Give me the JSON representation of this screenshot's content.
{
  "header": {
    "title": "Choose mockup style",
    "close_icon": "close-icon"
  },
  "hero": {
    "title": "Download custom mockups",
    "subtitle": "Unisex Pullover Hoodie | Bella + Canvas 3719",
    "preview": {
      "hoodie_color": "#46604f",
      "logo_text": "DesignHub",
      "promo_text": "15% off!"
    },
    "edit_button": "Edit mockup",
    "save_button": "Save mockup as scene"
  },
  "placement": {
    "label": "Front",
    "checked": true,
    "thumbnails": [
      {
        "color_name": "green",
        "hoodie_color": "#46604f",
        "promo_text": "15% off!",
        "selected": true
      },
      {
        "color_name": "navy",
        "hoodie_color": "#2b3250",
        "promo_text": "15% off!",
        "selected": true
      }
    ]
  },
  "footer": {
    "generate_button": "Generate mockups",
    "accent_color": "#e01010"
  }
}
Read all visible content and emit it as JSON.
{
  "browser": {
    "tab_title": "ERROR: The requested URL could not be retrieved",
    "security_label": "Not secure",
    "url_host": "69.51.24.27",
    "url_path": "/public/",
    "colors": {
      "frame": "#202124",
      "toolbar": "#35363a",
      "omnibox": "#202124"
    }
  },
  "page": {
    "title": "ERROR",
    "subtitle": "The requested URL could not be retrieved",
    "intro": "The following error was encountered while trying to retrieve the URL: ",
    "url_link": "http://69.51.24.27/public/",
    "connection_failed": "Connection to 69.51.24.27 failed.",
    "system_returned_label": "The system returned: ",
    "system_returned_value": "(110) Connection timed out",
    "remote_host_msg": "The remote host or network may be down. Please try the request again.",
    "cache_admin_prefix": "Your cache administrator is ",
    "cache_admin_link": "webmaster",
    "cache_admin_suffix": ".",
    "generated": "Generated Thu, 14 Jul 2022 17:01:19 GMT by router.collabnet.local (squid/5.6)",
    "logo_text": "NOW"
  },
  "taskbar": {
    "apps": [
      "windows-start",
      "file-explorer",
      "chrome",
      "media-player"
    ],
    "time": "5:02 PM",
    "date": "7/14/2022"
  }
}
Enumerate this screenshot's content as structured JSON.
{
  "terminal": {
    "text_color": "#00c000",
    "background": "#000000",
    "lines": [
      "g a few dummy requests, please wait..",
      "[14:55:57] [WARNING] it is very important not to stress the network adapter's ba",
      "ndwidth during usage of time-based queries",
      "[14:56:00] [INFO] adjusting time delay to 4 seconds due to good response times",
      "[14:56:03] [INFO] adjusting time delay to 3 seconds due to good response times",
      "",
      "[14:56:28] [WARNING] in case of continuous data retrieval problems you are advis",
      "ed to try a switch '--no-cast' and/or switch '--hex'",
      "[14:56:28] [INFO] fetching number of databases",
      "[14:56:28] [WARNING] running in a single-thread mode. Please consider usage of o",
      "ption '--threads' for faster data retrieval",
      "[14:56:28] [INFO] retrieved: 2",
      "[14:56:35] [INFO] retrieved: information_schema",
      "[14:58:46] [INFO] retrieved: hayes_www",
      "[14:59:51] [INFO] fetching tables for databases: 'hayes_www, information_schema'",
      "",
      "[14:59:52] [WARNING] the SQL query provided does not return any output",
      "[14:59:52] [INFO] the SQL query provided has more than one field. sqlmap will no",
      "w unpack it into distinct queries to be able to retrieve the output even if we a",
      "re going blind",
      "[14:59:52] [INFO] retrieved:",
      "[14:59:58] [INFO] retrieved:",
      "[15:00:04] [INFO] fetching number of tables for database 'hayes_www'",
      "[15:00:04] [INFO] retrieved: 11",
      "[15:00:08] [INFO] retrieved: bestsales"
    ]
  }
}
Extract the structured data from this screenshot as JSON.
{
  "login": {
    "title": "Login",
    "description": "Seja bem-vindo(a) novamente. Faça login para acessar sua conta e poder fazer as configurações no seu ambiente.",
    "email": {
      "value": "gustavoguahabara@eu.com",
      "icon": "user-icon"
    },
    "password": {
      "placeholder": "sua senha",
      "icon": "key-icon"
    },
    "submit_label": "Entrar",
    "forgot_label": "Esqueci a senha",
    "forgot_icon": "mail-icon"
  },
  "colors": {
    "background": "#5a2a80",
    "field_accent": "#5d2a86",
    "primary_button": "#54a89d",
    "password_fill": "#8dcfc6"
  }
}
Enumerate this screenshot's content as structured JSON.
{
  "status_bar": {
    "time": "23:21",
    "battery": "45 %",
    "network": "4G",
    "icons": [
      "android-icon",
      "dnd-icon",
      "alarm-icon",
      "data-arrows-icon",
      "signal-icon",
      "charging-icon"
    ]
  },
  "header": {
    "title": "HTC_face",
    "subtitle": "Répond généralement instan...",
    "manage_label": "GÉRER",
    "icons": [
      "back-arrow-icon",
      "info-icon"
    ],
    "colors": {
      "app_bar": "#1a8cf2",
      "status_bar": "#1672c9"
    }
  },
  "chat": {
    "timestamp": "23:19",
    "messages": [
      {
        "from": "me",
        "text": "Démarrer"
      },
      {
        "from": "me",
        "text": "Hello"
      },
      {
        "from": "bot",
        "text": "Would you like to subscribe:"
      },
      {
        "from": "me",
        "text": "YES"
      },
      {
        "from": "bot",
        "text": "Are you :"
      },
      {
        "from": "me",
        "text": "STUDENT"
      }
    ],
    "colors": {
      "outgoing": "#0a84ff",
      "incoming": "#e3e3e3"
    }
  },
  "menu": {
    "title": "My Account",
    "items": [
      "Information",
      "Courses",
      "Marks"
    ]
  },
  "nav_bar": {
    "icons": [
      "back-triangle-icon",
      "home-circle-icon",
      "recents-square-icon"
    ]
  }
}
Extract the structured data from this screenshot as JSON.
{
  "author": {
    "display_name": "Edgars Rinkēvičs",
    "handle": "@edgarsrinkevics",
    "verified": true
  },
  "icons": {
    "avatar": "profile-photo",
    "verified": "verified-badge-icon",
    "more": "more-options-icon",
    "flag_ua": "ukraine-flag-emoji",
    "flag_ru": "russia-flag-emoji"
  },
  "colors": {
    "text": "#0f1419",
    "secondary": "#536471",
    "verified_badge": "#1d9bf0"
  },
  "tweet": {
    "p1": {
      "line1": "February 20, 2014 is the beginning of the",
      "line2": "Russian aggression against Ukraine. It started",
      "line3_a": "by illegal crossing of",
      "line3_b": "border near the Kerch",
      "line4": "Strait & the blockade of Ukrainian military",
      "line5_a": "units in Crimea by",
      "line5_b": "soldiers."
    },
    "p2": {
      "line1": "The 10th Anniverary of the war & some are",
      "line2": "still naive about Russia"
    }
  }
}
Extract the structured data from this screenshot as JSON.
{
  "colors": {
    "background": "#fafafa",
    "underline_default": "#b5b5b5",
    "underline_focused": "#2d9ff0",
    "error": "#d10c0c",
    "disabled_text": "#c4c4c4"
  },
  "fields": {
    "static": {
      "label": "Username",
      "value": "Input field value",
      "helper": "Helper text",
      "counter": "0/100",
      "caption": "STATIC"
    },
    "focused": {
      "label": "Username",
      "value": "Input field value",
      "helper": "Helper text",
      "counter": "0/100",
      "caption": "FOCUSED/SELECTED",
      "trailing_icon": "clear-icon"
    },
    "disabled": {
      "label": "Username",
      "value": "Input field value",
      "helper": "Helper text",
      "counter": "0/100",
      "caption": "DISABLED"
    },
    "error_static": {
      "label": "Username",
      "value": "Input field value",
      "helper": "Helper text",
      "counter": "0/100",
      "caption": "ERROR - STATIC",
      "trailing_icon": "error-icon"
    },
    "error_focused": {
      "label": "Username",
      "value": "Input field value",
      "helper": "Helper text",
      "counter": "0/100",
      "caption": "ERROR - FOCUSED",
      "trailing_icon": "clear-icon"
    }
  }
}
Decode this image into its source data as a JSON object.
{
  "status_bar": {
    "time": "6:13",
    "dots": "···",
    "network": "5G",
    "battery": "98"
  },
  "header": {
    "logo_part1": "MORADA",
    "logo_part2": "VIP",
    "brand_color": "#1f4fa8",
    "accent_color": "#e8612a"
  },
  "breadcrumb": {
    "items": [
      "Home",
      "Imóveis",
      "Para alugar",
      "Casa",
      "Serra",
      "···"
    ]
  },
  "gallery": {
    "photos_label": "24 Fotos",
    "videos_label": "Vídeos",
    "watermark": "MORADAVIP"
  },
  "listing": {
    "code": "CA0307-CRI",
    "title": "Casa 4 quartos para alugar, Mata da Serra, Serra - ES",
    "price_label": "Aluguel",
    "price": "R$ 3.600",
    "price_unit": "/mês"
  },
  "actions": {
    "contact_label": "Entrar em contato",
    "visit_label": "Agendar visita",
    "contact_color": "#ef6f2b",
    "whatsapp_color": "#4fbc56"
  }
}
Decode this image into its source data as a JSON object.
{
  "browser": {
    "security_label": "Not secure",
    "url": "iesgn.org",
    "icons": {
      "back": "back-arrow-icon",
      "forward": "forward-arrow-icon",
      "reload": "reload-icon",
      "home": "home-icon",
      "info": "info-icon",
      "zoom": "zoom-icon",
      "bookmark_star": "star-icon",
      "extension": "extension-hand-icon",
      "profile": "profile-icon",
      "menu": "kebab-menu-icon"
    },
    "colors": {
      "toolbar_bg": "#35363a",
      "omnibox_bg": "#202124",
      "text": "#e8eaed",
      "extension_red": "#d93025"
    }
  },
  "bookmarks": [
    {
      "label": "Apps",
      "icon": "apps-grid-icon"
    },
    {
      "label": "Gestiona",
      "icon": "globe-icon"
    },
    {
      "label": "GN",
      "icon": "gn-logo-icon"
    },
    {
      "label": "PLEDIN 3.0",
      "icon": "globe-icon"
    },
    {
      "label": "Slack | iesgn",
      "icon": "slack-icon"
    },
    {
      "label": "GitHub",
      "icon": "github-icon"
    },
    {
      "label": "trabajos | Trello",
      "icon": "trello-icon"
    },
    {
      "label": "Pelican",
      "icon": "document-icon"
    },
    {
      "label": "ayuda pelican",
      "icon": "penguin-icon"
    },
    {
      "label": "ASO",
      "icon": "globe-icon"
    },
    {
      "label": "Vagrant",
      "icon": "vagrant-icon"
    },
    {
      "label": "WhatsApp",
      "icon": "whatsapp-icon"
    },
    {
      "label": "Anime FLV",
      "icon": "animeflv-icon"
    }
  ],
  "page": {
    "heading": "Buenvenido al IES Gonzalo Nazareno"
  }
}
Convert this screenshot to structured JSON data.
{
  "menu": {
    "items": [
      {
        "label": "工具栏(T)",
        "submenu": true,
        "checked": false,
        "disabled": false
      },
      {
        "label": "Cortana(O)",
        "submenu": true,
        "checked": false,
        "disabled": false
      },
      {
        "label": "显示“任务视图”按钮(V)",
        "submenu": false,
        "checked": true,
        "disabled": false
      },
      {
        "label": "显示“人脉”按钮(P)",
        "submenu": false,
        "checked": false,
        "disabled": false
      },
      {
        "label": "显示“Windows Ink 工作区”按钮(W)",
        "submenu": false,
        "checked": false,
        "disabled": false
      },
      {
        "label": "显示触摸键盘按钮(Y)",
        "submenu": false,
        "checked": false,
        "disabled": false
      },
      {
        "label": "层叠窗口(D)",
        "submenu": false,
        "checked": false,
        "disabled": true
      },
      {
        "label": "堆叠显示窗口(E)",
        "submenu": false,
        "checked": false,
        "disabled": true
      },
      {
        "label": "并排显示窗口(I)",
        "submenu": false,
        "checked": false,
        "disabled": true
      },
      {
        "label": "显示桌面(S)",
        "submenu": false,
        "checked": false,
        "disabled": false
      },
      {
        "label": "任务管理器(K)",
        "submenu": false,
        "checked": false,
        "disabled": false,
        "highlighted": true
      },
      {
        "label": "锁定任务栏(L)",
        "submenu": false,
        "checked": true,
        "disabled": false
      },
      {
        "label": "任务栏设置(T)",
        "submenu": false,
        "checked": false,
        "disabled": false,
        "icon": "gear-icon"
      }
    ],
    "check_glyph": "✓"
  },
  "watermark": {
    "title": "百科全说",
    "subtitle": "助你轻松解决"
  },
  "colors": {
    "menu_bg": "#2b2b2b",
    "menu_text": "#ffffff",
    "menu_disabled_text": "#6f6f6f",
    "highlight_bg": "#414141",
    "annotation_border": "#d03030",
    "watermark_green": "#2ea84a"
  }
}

:::::

● **Task to complete**:
Search the entries for the word "seconds" and pick out every line that holds it.

● **Output below**:
      "[14:56:00] [INFO] adjusting time delay to 4 seconds due to good response times",
      "[14:56:03] [INFO] adjusting time delay to 3 seconds due to good response times",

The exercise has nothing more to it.